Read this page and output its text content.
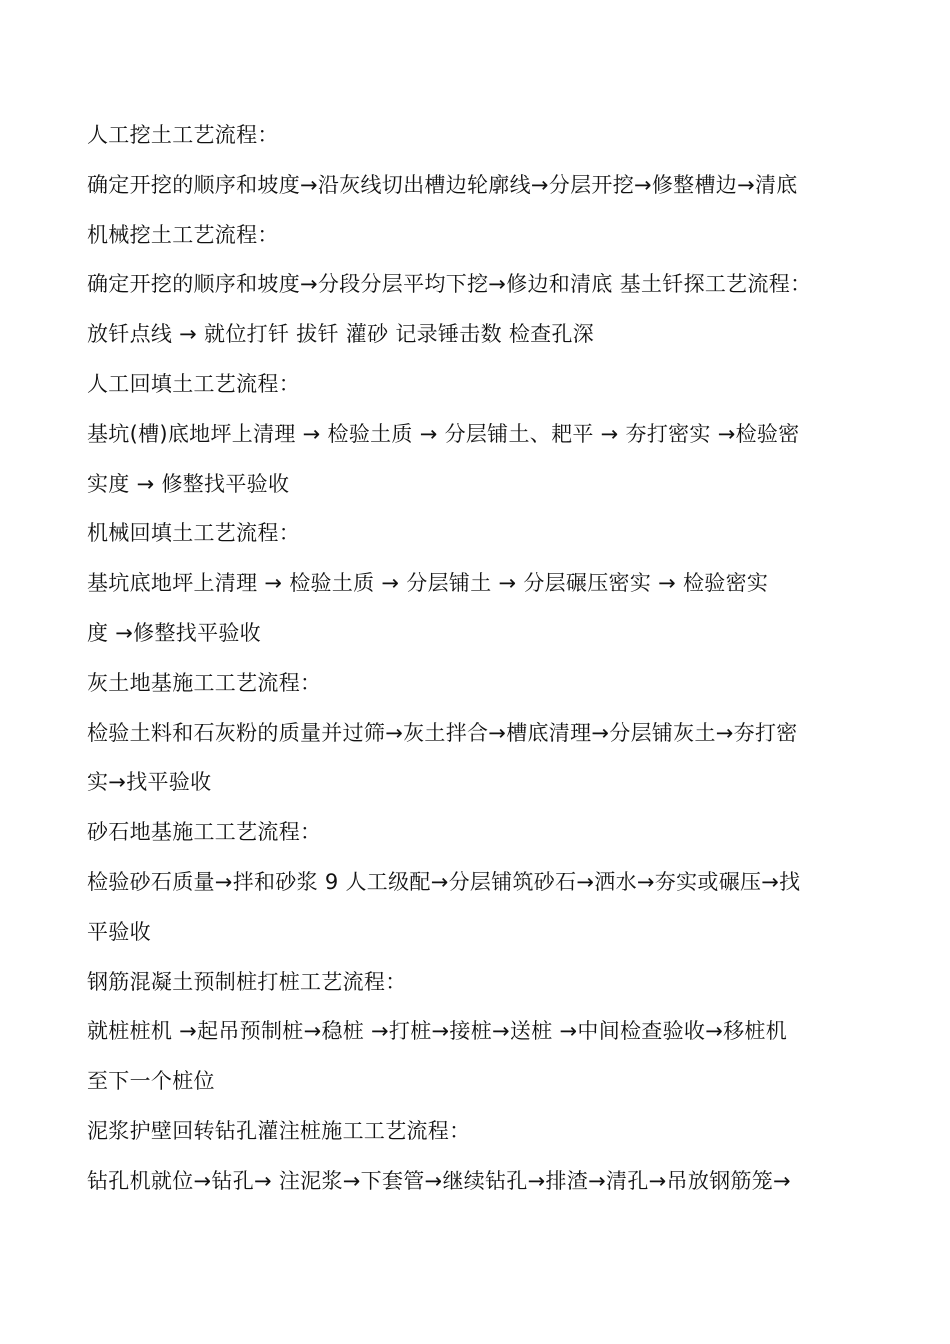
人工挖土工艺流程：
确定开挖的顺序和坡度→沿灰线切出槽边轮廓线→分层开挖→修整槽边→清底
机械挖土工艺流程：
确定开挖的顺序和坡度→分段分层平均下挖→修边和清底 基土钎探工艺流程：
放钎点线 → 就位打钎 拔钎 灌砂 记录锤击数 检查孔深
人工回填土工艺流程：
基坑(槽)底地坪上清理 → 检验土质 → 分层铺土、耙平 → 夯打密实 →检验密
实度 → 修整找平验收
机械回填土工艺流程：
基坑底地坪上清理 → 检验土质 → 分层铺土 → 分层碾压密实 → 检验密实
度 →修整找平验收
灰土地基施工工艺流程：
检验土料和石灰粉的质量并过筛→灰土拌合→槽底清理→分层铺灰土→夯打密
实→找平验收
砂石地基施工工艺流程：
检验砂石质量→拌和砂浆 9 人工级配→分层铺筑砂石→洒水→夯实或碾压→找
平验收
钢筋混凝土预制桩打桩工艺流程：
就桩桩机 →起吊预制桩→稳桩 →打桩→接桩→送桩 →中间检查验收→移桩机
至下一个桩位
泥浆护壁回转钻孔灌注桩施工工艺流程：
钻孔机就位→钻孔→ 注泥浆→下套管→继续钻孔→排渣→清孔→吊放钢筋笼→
------------------------------------------------
### Task requirements
Omitting all images, retype each line of the records precisely.

### Completed task
Read this page and output its text content.
人工挖土工艺流程：
确定开挖的顺序和坡度→沿灰线切出槽边轮廓线→分层开挖→修整槽边→清底
机械挖土工艺流程：
确定开挖的顺序和坡度→分段分层平均下挖→修边和清底 基土钎探工艺流程：
放钎点线 → 就位打钎 拔钎 灌砂 记录锤击数 检查孔深
人工回填土工艺流程：
基坑(槽)底地坪上清理 → 检验土质 → 分层铺土、耙平 → 夯打密实 →检验密
实度 → 修整找平验收
机械回填土工艺流程：
基坑底地坪上清理 → 检验土质 → 分层铺土 → 分层碾压密实 → 检验密实
度 →修整找平验收
灰土地基施工工艺流程：
检验土料和石灰粉的质量并过筛→灰土拌合→槽底清理→分层铺灰土→夯打密
实→找平验收
砂石地基施工工艺流程：
检验砂石质量→拌和砂浆 9 人工级配→分层铺筑砂石→洒水→夯实或碾压→找
平验收
钢筋混凝土预制桩打桩工艺流程：
就桩桩机 →起吊预制桩→稳桩 →打桩→接桩→送桩 →中间检查验收→移桩机
至下一个桩位
泥浆护壁回转钻孔灌注桩施工工艺流程：
钻孔机就位→钻孔→ 注泥浆→下套管→继续钻孔→排渣→清孔→吊放钢筋笼→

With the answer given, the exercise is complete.